## Start Selected text

Scheduling

This document covers the two different scheduling policies that are supported in Determined. Administrators can configure the desired scheduler in Master Configuration. It is also possible to configure different scheduling behavior for different resource pools.

Once the scheduling policy has been defined for the current master and/or resource pool, the scheduling behavior of an individual task is influenced by several task configuration values:

  • For the fair-share scheduler, resources.weight lets users set the resource demand of a task relative to other tasks.

  • For the priority scheduler, resources.priority lets users assign a priority order to tasks.

  • Regardless of the scheduler, searcher.max_concurrent_trials lets users cap the number of slots that an adaptive_asha hyperparameter search experiment will request at any given time.

Note

Zero-slot tasks (e.g., CPU-only notebooks, tensorboards) are scheduled independently of tasks that require slots (e.g., experiments, GPU notebooks). The fair-share scheduler schedules zero-slot tasks on a FIFO basis. The priority scheduler schedules zero-slot tasks based on priority.

Fair-Share

The master allocates cluster resources (slots) among the active experiments using a weighted fair-share scheduling policy. Slots are divided among the active experiments according to the demand (number of desired concurrent tasks) of each experiment. For instance, in an eight-GPU cluster running two experiments with demands of ten and thirty, the scheduler assigns two slots and six slots respectively. As new experiments become active or the resource demand of an active experiment changes, the scheduler will adjust how slots are allocated to experiments as appropriate.

## End Selected text
## Start Source material

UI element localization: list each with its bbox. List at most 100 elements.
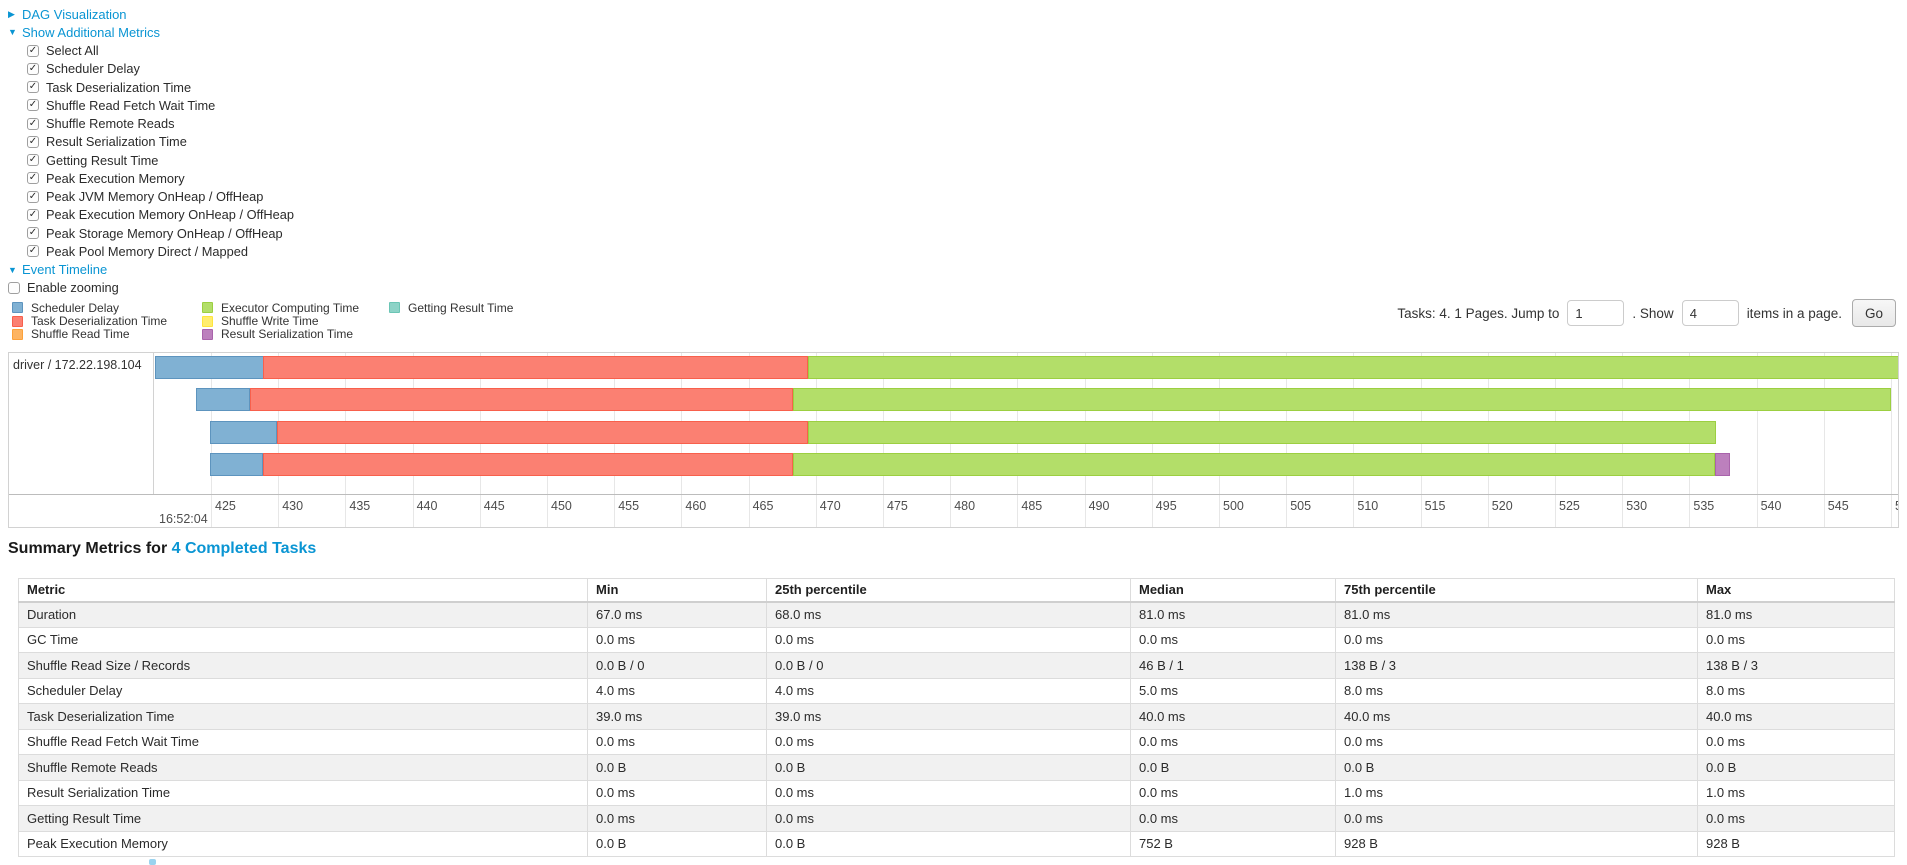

## End Source material

#### Short problem 1
Name every task configuration value that the scheduling text says influences how an individual task is scheduled.
#### Short problem 2
Reproduce the scheduling text word for word from "This document covers" to "different resource pools.".
The material above is separate from the scheduling text.

#### Complete output 1
resources.weight, resources.priority, searcher.max_concurrent_trials

#### Complete output 2
This document covers the two different scheduling policies that are supported in Determined. Administrators can configure the desired scheduler in Master Configuration. It is also possible to configure different scheduling behavior for different resource pools.